- **DIRECTIVE**
Reproduce every entry that follows word for word, but omit the images.

------ STORED DATA ------

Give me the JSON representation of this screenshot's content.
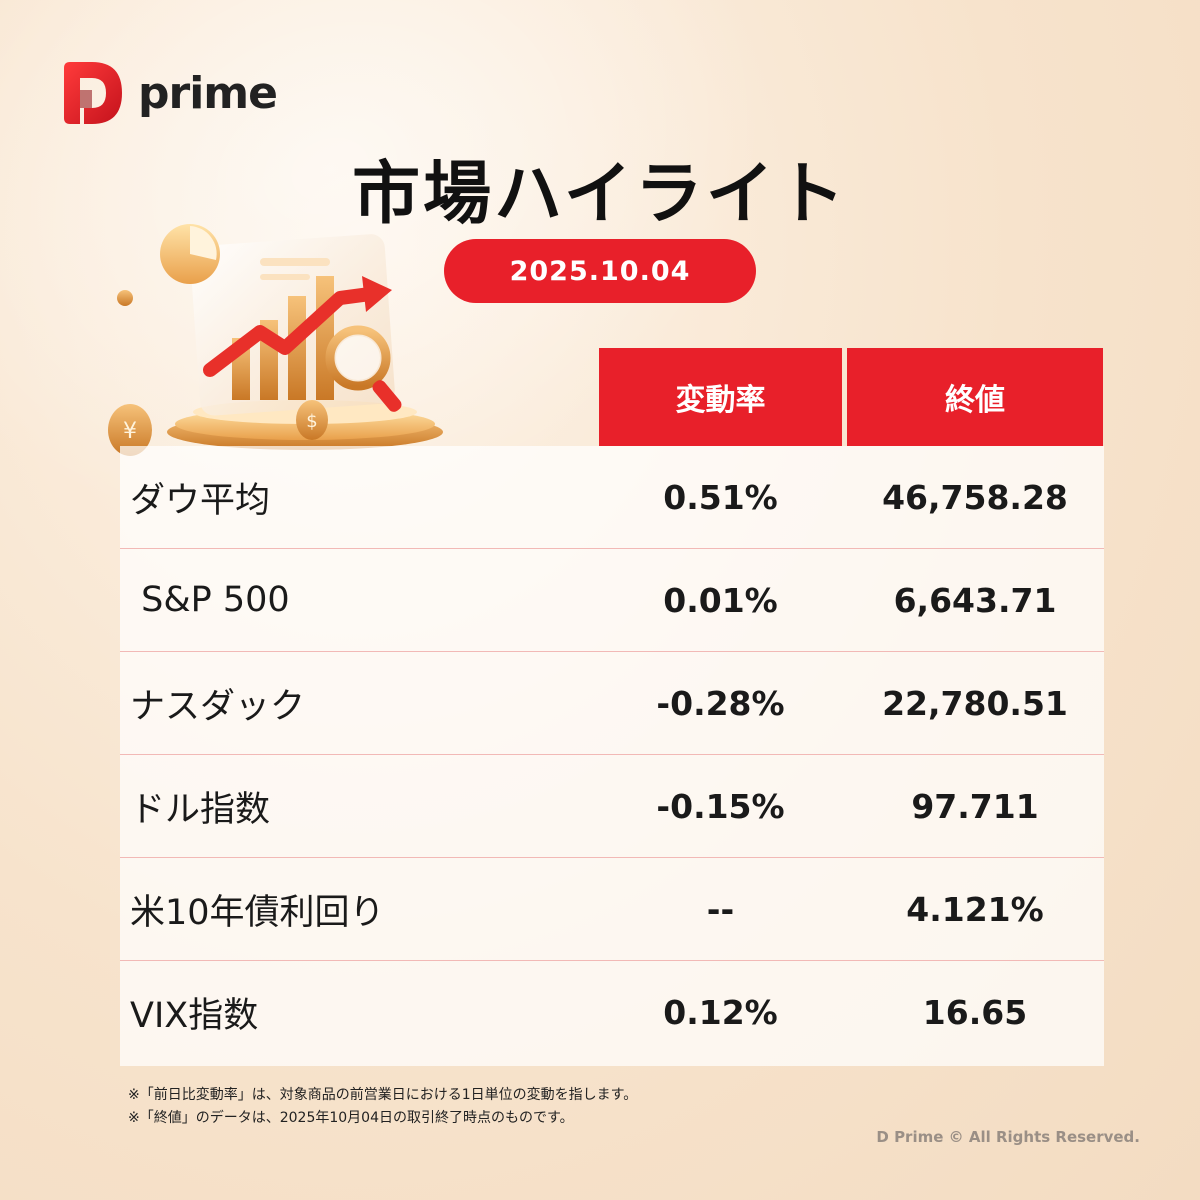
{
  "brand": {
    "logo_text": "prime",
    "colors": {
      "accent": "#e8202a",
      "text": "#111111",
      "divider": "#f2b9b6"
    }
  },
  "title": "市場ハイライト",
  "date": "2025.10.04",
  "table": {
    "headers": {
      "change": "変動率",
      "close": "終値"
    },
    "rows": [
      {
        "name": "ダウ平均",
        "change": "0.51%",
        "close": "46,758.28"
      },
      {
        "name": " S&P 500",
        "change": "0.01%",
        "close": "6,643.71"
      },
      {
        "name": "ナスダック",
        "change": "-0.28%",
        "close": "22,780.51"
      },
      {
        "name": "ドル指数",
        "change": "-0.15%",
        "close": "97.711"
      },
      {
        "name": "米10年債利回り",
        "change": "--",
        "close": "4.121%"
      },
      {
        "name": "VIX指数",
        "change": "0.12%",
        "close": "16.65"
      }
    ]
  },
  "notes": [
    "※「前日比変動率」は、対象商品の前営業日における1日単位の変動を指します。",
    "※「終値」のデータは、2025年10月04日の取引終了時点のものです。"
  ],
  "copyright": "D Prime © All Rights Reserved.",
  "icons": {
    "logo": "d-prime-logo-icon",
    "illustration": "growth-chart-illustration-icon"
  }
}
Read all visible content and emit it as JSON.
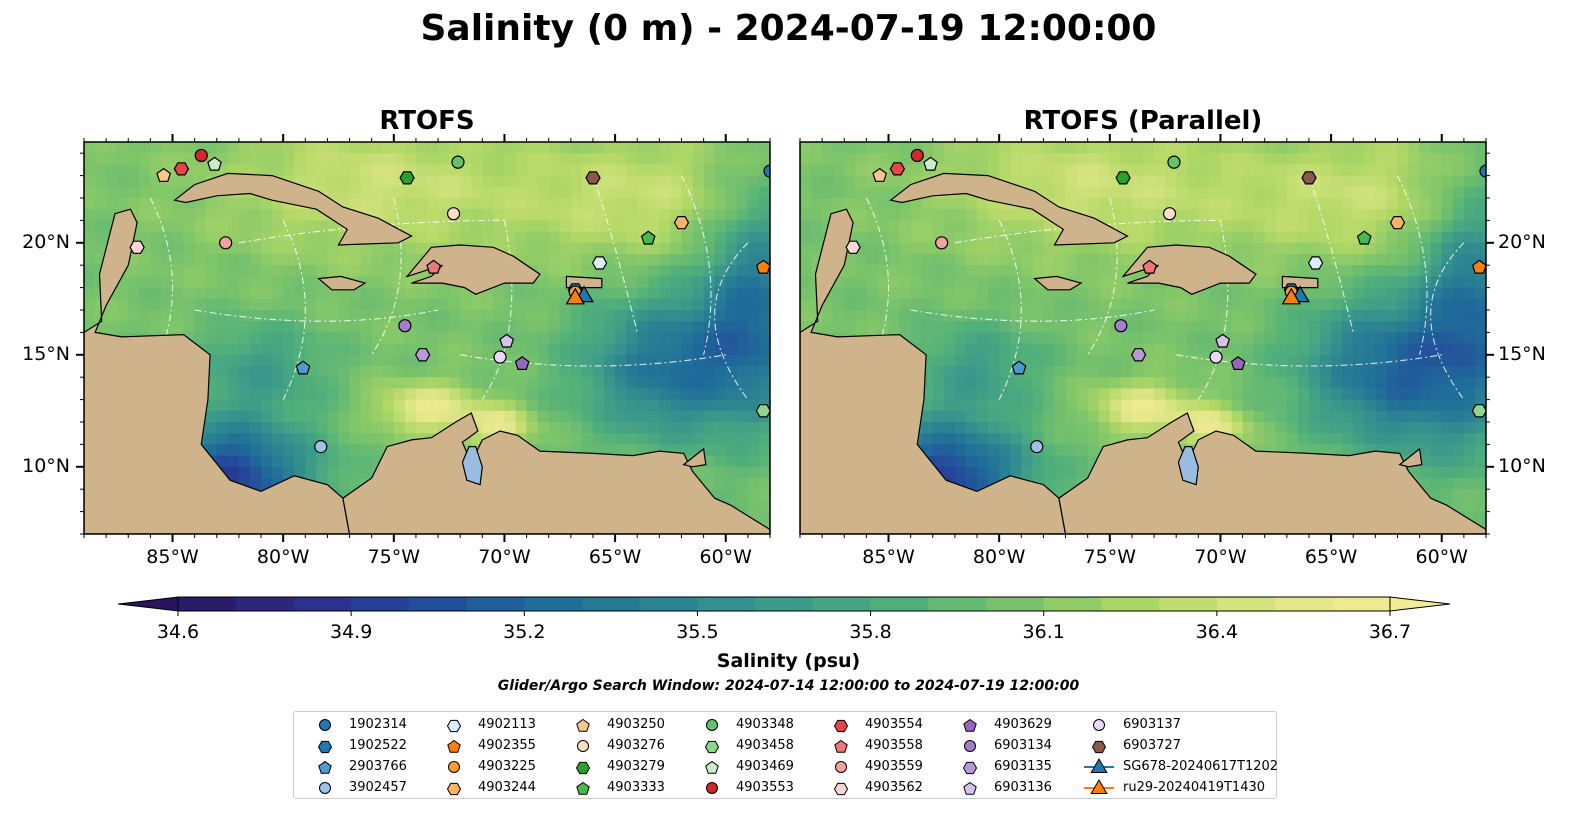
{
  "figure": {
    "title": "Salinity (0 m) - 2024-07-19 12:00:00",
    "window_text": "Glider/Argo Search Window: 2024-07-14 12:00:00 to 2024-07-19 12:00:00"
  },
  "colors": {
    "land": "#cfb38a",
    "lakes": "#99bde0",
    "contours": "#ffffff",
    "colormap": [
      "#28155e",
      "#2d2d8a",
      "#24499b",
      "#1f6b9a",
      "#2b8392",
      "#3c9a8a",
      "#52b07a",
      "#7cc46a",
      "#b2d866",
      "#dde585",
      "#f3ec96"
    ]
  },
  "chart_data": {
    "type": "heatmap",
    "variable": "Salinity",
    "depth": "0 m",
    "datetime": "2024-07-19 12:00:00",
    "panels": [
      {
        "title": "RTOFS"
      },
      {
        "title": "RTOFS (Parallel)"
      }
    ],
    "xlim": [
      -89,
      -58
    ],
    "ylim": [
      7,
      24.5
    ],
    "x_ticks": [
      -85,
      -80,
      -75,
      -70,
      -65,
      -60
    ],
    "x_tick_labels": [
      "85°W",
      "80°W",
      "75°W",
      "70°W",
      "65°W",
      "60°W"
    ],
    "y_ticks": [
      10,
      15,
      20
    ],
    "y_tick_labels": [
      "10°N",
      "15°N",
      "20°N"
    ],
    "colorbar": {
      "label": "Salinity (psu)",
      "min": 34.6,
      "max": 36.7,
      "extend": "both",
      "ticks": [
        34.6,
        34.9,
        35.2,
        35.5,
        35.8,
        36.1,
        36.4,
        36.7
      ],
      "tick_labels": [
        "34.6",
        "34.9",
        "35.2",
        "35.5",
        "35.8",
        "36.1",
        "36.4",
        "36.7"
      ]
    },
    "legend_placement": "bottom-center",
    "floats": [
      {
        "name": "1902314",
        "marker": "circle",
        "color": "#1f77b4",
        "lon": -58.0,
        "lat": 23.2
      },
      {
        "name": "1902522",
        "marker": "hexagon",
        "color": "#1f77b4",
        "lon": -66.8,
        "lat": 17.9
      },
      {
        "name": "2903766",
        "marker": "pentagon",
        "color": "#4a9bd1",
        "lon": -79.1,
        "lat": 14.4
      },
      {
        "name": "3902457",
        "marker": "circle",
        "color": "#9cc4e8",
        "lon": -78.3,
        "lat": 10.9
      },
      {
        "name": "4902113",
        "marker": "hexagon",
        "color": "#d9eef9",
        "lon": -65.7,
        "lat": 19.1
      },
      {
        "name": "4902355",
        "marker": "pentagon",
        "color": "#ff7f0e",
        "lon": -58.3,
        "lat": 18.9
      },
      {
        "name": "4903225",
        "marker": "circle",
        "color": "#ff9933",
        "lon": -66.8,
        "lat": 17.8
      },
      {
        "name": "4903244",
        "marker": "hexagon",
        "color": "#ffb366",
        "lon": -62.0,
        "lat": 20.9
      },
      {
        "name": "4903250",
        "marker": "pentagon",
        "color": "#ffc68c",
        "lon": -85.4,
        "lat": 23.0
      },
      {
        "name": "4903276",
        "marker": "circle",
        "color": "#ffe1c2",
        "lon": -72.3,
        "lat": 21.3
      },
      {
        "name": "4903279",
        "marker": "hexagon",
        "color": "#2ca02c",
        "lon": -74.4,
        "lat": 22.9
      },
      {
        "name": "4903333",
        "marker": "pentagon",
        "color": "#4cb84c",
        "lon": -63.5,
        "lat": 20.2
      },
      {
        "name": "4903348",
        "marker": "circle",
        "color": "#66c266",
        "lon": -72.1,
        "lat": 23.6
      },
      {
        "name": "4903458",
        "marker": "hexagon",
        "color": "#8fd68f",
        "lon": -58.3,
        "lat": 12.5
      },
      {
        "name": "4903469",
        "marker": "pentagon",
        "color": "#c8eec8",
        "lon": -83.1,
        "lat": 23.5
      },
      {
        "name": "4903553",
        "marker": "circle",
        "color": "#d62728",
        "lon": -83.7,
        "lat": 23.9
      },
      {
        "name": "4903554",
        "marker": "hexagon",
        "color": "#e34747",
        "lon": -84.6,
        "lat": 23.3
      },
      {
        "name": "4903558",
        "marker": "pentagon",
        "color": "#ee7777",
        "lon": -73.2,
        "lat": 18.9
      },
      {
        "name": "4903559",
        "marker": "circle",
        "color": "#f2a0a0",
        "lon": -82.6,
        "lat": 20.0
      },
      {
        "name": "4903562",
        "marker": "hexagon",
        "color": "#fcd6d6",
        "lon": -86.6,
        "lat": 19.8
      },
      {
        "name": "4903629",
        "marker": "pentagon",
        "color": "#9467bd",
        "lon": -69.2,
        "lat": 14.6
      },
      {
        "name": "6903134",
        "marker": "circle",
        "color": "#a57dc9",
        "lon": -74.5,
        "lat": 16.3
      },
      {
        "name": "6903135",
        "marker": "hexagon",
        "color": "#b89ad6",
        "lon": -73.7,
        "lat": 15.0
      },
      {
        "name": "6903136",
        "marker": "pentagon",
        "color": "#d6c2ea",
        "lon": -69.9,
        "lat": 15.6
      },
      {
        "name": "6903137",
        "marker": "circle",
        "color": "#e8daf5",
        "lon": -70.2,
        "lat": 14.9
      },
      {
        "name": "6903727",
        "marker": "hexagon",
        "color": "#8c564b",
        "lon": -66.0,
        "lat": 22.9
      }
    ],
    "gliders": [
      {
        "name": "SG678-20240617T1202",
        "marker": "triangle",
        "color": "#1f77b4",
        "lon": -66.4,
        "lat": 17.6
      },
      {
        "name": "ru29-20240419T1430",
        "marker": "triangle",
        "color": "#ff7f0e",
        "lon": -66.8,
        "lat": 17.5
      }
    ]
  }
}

------

- **EXERCISE SOLUTION**
Give me the JSON representation of this screenshot's content.
{
  "brand": {
    "logo_text": "prime",
    "colors": {
      "accent": "#e8202a",
      "text": "#111111",
      "divider": "#f2b9b6"
    }
  },
  "title": "市場ハイライト",
  "date": "2025.10.04",
  "table": {
    "headers": {
      "change": "変動率",
      "close": "終値"
    },
    "rows": [
      {
        "name": "ダウ平均",
        "change": "0.51%",
        "close": "46,758.28"
      },
      {
        "name": " S&P 500",
        "change": "0.01%",
        "close": "6,643.71"
      },
      {
        "name": "ナスダック",
        "change": "-0.28%",
        "close": "22,780.51"
      },
      {
        "name": "ドル指数",
        "change": "-0.15%",
        "close": "97.711"
      },
      {
        "name": "米10年債利回り",
        "change": "--",
        "close": "4.121%"
      },
      {
        "name": "VIX指数",
        "change": "0.12%",
        "close": "16.65"
      }
    ]
  },
  "notes": [
    "※「前日比変動率」は、対象商品の前営業日における1日単位の変動を指します。",
    "※「終値」のデータは、2025年10月04日の取引終了時点のものです。"
  ],
  "copyright": "D Prime © All Rights Reserved.",
  "icons": {
    "logo": "d-prime-logo-icon",
    "illustration": "growth-chart-illustration-icon"
  }
}
Read all visible content and emit it as JSON.
{
  "figure": {
    "title": "Salinity (0 m) - 2024-07-19 12:00:00",
    "window_text": "Glider/Argo Search Window: 2024-07-14 12:00:00 to 2024-07-19 12:00:00"
  },
  "colors": {
    "land": "#cfb38a",
    "lakes": "#99bde0",
    "contours": "#ffffff",
    "colormap": [
      "#28155e",
      "#2d2d8a",
      "#24499b",
      "#1f6b9a",
      "#2b8392",
      "#3c9a8a",
      "#52b07a",
      "#7cc46a",
      "#b2d866",
      "#dde585",
      "#f3ec96"
    ]
  },
  "chart_data": {
    "type": "heatmap",
    "variable": "Salinity",
    "depth": "0 m",
    "datetime": "2024-07-19 12:00:00",
    "panels": [
      {
        "title": "RTOFS"
      },
      {
        "title": "RTOFS (Parallel)"
      }
    ],
    "xlim": [
      -89,
      -58
    ],
    "ylim": [
      7,
      24.5
    ],
    "x_ticks": [
      -85,
      -80,
      -75,
      -70,
      -65,
      -60
    ],
    "x_tick_labels": [
      "85°W",
      "80°W",
      "75°W",
      "70°W",
      "65°W",
      "60°W"
    ],
    "y_ticks": [
      10,
      15,
      20
    ],
    "y_tick_labels": [
      "10°N",
      "15°N",
      "20°N"
    ],
    "colorbar": {
      "label": "Salinity (psu)",
      "min": 34.6,
      "max": 36.7,
      "extend": "both",
      "ticks": [
        34.6,
        34.9,
        35.2,
        35.5,
        35.8,
        36.1,
        36.4,
        36.7
      ],
      "tick_labels": [
        "34.6",
        "34.9",
        "35.2",
        "35.5",
        "35.8",
        "36.1",
        "36.4",
        "36.7"
      ]
    },
    "legend_placement": "bottom-center",
    "floats": [
      {
        "name": "1902314",
        "marker": "circle",
        "color": "#1f77b4",
        "lon": -58.0,
        "lat": 23.2
      },
      {
        "name": "1902522",
        "marker": "hexagon",
        "color": "#1f77b4",
        "lon": -66.8,
        "lat": 17.9
      },
      {
        "name": "2903766",
        "marker": "pentagon",
        "color": "#4a9bd1",
        "lon": -79.1,
        "lat": 14.4
      },
      {
        "name": "3902457",
        "marker": "circle",
        "color": "#9cc4e8",
        "lon": -78.3,
        "lat": 10.9
      },
      {
        "name": "4902113",
        "marker": "hexagon",
        "color": "#d9eef9",
        "lon": -65.7,
        "lat": 19.1
      },
      {
        "name": "4902355",
        "marker": "pentagon",
        "color": "#ff7f0e",
        "lon": -58.3,
        "lat": 18.9
      },
      {
        "name": "4903225",
        "marker": "circle",
        "color": "#ff9933",
        "lon": -66.8,
        "lat": 17.8
      },
      {
        "name": "4903244",
        "marker": "hexagon",
        "color": "#ffb366",
        "lon": -62.0,
        "lat": 20.9
      },
      {
        "name": "4903250",
        "marker": "pentagon",
        "color": "#ffc68c",
        "lon": -85.4,
        "lat": 23.0
      },
      {
        "name": "4903276",
        "marker": "circle",
        "color": "#ffe1c2",
        "lon": -72.3,
        "lat": 21.3
      },
      {
        "name": "4903279",
        "marker": "hexagon",
        "color": "#2ca02c",
        "lon": -74.4,
        "lat": 22.9
      },
      {
        "name": "4903333",
        "marker": "pentagon",
        "color": "#4cb84c",
        "lon": -63.5,
        "lat": 20.2
      },
      {
        "name": "4903348",
        "marker": "circle",
        "color": "#66c266",
        "lon": -72.1,
        "lat": 23.6
      },
      {
        "name": "4903458",
        "marker": "hexagon",
        "color": "#8fd68f",
        "lon": -58.3,
        "lat": 12.5
      },
      {
        "name": "4903469",
        "marker": "pentagon",
        "color": "#c8eec8",
        "lon": -83.1,
        "lat": 23.5
      },
      {
        "name": "4903553",
        "marker": "circle",
        "color": "#d62728",
        "lon": -83.7,
        "lat": 23.9
      },
      {
        "name": "4903554",
        "marker": "hexagon",
        "color": "#e34747",
        "lon": -84.6,
        "lat": 23.3
      },
      {
        "name": "4903558",
        "marker": "pentagon",
        "color": "#ee7777",
        "lon": -73.2,
        "lat": 18.9
      },
      {
        "name": "4903559",
        "marker": "circle",
        "color": "#f2a0a0",
        "lon": -82.6,
        "lat": 20.0
      },
      {
        "name": "4903562",
        "marker": "hexagon",
        "color": "#fcd6d6",
        "lon": -86.6,
        "lat": 19.8
      },
      {
        "name": "4903629",
        "marker": "pentagon",
        "color": "#9467bd",
        "lon": -69.2,
        "lat": 14.6
      },
      {
        "name": "6903134",
        "marker": "circle",
        "color": "#a57dc9",
        "lon": -74.5,
        "lat": 16.3
      },
      {
        "name": "6903135",
        "marker": "hexagon",
        "color": "#b89ad6",
        "lon": -73.7,
        "lat": 15.0
      },
      {
        "name": "6903136",
        "marker": "pentagon",
        "color": "#d6c2ea",
        "lon": -69.9,
        "lat": 15.6
      },
      {
        "name": "6903137",
        "marker": "circle",
        "color": "#e8daf5",
        "lon": -70.2,
        "lat": 14.9
      },
      {
        "name": "6903727",
        "marker": "hexagon",
        "color": "#8c564b",
        "lon": -66.0,
        "lat": 22.9
      }
    ],
    "gliders": [
      {
        "name": "SG678-20240617T1202",
        "marker": "triangle",
        "color": "#1f77b4",
        "lon": -66.4,
        "lat": 17.6
      },
      {
        "name": "ru29-20240419T1430",
        "marker": "triangle",
        "color": "#ff7f0e",
        "lon": -66.8,
        "lat": 17.5
      }
    ]
  }
}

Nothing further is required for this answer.